In the data below, locate each line with the word "torque" and list it.

→ **Input for this task**
━━━━━━━━━━━━━━━━

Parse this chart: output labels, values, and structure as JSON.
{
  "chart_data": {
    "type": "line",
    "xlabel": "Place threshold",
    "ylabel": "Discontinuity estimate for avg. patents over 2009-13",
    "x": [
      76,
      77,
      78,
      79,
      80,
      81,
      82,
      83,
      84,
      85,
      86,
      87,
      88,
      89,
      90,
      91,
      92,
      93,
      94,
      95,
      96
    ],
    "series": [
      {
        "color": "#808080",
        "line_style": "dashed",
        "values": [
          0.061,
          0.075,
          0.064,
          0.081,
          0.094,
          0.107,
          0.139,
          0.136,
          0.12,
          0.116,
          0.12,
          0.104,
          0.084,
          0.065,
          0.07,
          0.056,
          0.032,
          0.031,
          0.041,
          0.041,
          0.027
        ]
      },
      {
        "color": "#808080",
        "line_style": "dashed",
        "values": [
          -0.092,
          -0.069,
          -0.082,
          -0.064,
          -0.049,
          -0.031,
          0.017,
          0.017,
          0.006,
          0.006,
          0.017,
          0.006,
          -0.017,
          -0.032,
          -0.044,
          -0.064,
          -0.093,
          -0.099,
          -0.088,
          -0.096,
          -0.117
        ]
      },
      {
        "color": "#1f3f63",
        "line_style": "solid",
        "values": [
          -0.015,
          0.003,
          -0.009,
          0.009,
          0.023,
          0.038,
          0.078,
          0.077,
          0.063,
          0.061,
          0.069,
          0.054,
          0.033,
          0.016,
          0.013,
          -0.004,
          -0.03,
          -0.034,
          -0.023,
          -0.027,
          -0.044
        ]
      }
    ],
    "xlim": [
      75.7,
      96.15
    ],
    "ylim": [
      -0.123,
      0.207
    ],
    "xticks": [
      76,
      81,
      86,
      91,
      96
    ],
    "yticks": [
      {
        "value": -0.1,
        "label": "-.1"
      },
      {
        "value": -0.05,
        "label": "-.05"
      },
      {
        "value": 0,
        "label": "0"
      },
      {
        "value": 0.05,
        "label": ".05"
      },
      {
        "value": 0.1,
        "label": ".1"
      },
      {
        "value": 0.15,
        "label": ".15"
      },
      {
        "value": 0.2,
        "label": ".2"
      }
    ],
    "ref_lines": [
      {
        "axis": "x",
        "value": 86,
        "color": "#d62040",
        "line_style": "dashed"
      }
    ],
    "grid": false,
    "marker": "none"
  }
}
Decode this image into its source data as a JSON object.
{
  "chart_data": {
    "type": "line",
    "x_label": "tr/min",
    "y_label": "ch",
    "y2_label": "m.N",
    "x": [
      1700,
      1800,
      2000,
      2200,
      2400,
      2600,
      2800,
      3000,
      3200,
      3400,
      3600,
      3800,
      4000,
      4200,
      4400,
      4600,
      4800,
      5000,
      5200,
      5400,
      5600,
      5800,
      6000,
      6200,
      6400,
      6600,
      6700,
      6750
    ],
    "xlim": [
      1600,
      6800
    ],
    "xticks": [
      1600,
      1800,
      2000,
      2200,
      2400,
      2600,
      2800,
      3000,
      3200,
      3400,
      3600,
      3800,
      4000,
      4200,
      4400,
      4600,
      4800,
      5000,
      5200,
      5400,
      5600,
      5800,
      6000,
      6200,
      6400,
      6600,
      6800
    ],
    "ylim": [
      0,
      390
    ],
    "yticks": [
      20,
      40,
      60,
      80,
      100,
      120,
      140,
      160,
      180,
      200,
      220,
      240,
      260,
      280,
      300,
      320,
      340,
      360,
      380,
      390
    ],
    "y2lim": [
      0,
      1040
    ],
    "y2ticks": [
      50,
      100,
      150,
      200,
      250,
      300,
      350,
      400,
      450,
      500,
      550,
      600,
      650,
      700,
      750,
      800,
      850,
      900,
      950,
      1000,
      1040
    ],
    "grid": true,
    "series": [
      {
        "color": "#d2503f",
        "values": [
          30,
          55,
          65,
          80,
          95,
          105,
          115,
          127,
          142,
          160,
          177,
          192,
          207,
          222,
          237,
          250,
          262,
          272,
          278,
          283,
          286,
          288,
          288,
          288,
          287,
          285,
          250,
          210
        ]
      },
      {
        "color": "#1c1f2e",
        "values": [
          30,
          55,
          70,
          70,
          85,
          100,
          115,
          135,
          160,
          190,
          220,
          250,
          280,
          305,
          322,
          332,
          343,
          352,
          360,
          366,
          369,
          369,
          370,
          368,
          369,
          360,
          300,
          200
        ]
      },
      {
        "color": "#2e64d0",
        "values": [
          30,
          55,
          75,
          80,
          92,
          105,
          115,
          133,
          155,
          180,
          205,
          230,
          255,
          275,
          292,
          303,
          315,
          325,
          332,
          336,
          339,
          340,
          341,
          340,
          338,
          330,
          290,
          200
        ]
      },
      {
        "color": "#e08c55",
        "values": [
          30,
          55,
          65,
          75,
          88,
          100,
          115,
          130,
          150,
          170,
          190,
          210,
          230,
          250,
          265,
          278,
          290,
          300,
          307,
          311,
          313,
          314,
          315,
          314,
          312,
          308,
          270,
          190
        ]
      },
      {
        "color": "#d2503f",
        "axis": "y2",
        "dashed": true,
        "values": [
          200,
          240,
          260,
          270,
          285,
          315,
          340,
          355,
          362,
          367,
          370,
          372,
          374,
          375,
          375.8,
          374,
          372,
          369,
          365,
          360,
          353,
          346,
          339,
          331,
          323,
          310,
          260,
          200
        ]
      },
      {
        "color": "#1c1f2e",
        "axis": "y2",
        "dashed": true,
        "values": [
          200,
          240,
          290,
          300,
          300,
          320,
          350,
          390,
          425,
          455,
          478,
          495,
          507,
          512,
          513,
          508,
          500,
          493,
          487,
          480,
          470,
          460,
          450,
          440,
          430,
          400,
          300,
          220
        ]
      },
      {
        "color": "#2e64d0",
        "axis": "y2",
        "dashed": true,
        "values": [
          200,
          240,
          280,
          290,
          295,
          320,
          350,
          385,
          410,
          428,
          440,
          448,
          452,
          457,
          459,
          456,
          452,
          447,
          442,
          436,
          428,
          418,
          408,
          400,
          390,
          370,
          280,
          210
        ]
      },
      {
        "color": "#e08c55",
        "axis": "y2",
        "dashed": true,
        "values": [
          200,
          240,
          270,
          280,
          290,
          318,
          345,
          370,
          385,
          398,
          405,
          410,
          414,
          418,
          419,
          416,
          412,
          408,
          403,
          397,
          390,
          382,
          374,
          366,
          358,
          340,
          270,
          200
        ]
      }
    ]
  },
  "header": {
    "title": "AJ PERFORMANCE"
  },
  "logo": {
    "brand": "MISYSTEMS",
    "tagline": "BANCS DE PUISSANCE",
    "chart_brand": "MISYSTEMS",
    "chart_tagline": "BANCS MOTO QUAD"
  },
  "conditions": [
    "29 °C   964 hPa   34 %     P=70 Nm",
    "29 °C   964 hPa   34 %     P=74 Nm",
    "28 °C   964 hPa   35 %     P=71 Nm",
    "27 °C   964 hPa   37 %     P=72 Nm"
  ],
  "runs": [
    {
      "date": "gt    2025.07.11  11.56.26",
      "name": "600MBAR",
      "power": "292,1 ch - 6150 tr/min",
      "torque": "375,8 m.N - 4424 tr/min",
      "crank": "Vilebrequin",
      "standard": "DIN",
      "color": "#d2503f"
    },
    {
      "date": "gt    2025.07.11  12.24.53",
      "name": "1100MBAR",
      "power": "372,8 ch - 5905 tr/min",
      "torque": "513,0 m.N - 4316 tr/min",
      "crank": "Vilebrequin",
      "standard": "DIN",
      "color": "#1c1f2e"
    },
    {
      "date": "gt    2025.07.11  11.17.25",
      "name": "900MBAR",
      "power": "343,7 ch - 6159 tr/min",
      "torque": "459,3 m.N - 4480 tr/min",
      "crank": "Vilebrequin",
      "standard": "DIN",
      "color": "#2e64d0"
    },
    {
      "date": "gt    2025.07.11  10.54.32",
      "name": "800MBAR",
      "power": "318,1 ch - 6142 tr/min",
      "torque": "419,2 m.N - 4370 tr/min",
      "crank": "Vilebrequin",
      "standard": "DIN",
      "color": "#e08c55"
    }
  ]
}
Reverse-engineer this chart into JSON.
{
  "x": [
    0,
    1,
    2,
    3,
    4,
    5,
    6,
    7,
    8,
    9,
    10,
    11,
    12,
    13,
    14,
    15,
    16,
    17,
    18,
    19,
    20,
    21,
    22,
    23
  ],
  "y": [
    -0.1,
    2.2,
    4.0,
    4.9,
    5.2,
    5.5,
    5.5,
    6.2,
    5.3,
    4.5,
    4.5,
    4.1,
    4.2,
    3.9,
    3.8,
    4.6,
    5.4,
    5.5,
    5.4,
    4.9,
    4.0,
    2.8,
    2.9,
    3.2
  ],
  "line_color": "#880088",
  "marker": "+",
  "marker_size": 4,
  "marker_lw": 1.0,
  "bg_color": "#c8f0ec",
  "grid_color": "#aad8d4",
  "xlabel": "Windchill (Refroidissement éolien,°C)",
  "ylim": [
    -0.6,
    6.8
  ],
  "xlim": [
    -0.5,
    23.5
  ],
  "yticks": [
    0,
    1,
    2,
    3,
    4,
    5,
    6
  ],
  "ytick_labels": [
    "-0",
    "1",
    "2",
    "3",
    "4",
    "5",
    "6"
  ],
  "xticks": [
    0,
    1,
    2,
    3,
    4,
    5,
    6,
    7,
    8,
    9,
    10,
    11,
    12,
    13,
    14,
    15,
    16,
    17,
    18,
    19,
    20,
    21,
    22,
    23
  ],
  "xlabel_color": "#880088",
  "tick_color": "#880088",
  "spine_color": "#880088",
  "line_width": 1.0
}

━━━━━━━━━━━━━━━━

→ **Right answer**
      "torque": "375,8 m.N - 4424 tr/min",
      "torque": "513,0 m.N - 4316 tr/min",
      "torque": "459,3 m.N - 4480 tr/min",
      "torque": "419,2 m.N - 4370 tr/min",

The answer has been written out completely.